Extracted records
%%

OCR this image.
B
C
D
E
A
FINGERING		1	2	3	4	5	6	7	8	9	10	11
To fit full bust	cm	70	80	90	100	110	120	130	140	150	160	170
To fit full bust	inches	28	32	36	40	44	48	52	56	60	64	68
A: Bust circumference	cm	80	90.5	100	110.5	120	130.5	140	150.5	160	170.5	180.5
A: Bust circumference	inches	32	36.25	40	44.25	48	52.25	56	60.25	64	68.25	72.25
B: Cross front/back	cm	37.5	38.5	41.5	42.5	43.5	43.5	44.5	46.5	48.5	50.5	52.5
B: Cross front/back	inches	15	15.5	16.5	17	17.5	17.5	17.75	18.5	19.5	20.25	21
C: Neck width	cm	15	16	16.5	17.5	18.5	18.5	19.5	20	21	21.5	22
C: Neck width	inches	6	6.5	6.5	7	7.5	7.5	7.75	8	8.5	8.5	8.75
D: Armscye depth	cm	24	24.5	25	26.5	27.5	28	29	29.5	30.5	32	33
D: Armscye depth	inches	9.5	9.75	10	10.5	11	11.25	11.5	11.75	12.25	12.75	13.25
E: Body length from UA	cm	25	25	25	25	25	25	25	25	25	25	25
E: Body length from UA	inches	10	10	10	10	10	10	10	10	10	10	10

%%

> **Instructions to follow**: Retype the records above exactly.

> **Task response**:
OCR this image.
B
C
D
E
A
FINGERING		1	2	3	4	5	6	7	8	9	10	11
To fit full bust	cm	70	80	90	100	110	120	130	140	150	160	170
To fit full bust	inches	28	32	36	40	44	48	52	56	60	64	68
A: Bust circumference	cm	80	90.5	100	110.5	120	130.5	140	150.5	160	170.5	180.5
A: Bust circumference	inches	32	36.25	40	44.25	48	52.25	56	60.25	64	68.25	72.25
B: Cross front/back	cm	37.5	38.5	41.5	42.5	43.5	43.5	44.5	46.5	48.5	50.5	52.5
B: Cross front/back	inches	15	15.5	16.5	17	17.5	17.5	17.75	18.5	19.5	20.25	21
C: Neck width	cm	15	16	16.5	17.5	18.5	18.5	19.5	20	21	21.5	22
C: Neck width	inches	6	6.5	6.5	7	7.5	7.5	7.75	8	8.5	8.5	8.75
D: Armscye depth	cm	24	24.5	25	26.5	27.5	28	29	29.5	30.5	32	33
D: Armscye depth	inches	9.5	9.75	10	10.5	11	11.25	11.5	11.75	12.25	12.75	13.25
E: Body length from UA	cm	25	25	25	25	25	25	25	25	25	25	25
E: Body length from UA	inches	10	10	10	10	10	10	10	10	10	10	10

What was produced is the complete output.